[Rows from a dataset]
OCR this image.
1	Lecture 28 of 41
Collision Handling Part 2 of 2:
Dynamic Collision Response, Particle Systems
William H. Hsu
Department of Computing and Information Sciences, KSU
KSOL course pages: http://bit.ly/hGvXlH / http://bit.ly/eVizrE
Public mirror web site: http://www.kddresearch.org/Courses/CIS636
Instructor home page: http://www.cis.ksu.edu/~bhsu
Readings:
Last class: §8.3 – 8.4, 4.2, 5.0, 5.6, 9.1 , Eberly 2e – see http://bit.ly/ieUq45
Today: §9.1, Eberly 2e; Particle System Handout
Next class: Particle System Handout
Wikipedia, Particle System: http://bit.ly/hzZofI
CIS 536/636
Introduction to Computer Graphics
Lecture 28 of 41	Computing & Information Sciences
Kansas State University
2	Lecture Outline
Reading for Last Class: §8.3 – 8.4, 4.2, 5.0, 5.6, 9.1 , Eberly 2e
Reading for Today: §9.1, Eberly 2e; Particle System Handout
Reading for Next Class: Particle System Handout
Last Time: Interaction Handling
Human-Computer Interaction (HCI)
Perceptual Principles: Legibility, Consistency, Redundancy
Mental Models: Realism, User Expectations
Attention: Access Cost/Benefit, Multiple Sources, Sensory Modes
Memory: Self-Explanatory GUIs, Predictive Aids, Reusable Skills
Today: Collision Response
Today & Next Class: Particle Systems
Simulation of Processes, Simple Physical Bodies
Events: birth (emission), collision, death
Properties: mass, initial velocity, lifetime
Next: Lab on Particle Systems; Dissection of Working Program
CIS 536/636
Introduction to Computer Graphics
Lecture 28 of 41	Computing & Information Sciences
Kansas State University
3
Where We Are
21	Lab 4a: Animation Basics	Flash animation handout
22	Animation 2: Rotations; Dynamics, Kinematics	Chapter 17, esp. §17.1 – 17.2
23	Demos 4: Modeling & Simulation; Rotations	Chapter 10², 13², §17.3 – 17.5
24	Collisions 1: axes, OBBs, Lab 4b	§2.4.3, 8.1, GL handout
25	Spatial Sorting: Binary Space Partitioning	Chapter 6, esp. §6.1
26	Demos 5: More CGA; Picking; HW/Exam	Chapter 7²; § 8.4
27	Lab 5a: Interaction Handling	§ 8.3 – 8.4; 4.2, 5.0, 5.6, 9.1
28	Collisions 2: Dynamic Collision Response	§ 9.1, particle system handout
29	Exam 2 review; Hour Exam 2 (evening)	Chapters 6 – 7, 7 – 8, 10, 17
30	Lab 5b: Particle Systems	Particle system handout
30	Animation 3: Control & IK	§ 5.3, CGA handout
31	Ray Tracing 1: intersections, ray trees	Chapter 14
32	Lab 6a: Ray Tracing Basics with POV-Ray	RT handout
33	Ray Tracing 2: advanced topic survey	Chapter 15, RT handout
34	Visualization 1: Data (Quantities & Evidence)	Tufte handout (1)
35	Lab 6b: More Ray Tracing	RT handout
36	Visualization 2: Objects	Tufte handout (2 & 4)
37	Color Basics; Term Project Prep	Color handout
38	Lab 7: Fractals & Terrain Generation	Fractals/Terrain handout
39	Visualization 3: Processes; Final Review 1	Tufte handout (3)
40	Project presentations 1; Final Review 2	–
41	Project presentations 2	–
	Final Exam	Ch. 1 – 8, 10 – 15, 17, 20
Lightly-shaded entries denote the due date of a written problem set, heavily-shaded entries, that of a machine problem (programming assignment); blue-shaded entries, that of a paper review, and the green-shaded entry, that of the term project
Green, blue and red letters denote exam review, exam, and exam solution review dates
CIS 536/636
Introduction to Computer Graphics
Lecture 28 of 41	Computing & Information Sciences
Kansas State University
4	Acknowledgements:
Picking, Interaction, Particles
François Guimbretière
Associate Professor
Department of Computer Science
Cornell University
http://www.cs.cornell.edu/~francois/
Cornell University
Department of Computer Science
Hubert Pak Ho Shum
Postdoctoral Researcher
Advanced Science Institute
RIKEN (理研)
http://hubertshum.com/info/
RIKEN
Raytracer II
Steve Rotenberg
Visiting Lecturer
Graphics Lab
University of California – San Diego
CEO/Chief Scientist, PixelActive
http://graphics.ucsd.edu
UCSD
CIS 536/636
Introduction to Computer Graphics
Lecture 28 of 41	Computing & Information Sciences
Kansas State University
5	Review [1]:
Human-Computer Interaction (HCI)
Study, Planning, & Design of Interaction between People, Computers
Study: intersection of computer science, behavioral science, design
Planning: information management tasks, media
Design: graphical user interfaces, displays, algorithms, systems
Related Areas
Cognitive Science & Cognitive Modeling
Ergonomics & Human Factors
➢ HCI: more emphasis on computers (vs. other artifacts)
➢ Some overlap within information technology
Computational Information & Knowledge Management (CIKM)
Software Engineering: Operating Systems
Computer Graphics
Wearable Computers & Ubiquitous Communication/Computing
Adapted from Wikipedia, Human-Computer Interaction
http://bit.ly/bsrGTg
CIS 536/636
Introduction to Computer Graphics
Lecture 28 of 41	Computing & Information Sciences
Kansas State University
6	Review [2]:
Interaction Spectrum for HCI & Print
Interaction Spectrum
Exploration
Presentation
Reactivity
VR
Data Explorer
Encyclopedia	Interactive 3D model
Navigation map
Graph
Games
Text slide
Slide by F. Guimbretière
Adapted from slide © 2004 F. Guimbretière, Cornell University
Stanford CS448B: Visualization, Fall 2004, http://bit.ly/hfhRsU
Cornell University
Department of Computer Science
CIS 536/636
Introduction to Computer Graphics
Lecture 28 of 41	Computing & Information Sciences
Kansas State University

Problem to solve: Pull out and copy each line containing the string "Spectrum".

Answer for the task:
Interaction Spectrum for HCI & Print
Interaction Spectrum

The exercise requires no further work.